* **What the task requires**
Reproduce the records below exactly as they appear.

"""

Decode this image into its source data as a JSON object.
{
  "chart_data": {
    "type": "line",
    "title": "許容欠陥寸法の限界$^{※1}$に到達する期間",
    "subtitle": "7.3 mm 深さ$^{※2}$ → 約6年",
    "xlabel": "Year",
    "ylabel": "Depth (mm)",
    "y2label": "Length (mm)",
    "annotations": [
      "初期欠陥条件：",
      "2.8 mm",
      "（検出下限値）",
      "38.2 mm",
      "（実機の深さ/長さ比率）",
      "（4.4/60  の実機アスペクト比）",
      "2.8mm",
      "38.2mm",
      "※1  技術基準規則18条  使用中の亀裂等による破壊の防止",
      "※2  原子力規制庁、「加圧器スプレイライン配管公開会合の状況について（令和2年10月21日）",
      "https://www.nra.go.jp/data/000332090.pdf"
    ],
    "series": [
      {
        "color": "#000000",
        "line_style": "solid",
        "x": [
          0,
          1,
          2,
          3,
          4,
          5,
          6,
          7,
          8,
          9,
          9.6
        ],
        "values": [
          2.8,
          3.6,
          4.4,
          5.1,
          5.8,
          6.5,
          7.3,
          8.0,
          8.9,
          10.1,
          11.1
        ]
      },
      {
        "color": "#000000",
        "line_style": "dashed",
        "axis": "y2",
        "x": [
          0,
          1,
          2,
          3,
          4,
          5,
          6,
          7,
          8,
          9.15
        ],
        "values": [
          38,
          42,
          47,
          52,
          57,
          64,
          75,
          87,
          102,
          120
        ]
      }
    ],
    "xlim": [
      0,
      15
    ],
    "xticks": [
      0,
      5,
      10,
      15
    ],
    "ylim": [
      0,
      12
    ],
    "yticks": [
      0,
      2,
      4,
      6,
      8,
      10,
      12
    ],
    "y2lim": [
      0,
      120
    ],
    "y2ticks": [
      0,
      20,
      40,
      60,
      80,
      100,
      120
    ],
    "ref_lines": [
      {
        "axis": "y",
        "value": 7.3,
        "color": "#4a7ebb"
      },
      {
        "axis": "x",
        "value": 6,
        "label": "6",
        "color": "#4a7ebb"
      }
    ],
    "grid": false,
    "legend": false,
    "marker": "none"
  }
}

"""

* **Solution**
Decode this image into its source data as a JSON object.
{
  "chart_data": {
    "type": "line",
    "title": "許容欠陥寸法の限界$^{※1}$に到達する期間",
    "subtitle": "7.3 mm 深さ$^{※2}$ → 約6年",
    "xlabel": "Year",
    "ylabel": "Depth (mm)",
    "y2label": "Length (mm)",
    "annotations": [
      "初期欠陥条件：",
      "2.8 mm",
      "（検出下限値）",
      "38.2 mm",
      "（実機の深さ/長さ比率）",
      "（4.4/60  の実機アスペクト比）",
      "2.8mm",
      "38.2mm",
      "※1  技術基準規則18条  使用中の亀裂等による破壊の防止",
      "※2  原子力規制庁、「加圧器スプレイライン配管公開会合の状況について（令和2年10月21日）",
      "https://www.nra.go.jp/data/000332090.pdf"
    ],
    "series": [
      {
        "color": "#000000",
        "line_style": "solid",
        "x": [
          0,
          1,
          2,
          3,
          4,
          5,
          6,
          7,
          8,
          9,
          9.6
        ],
        "values": [
          2.8,
          3.6,
          4.4,
          5.1,
          5.8,
          6.5,
          7.3,
          8.0,
          8.9,
          10.1,
          11.1
        ]
      },
      {
        "color": "#000000",
        "line_style": "dashed",
        "axis": "y2",
        "x": [
          0,
          1,
          2,
          3,
          4,
          5,
          6,
          7,
          8,
          9.15
        ],
        "values": [
          38,
          42,
          47,
          52,
          57,
          64,
          75,
          87,
          102,
          120
        ]
      }
    ],
    "xlim": [
      0,
      15
    ],
    "xticks": [
      0,
      5,
      10,
      15
    ],
    "ylim": [
      0,
      12
    ],
    "yticks": [
      0,
      2,
      4,
      6,
      8,
      10,
      12
    ],
    "y2lim": [
      0,
      120
    ],
    "y2ticks": [
      0,
      20,
      40,
      60,
      80,
      100,
      120
    ],
    "ref_lines": [
      {
        "axis": "y",
        "value": 7.3,
        "color": "#4a7ebb"
      },
      {
        "axis": "x",
        "value": 6,
        "label": "6",
        "color": "#4a7ebb"
      }
    ],
    "grid": false,
    "legend": false,
    "marker": "none"
  }
}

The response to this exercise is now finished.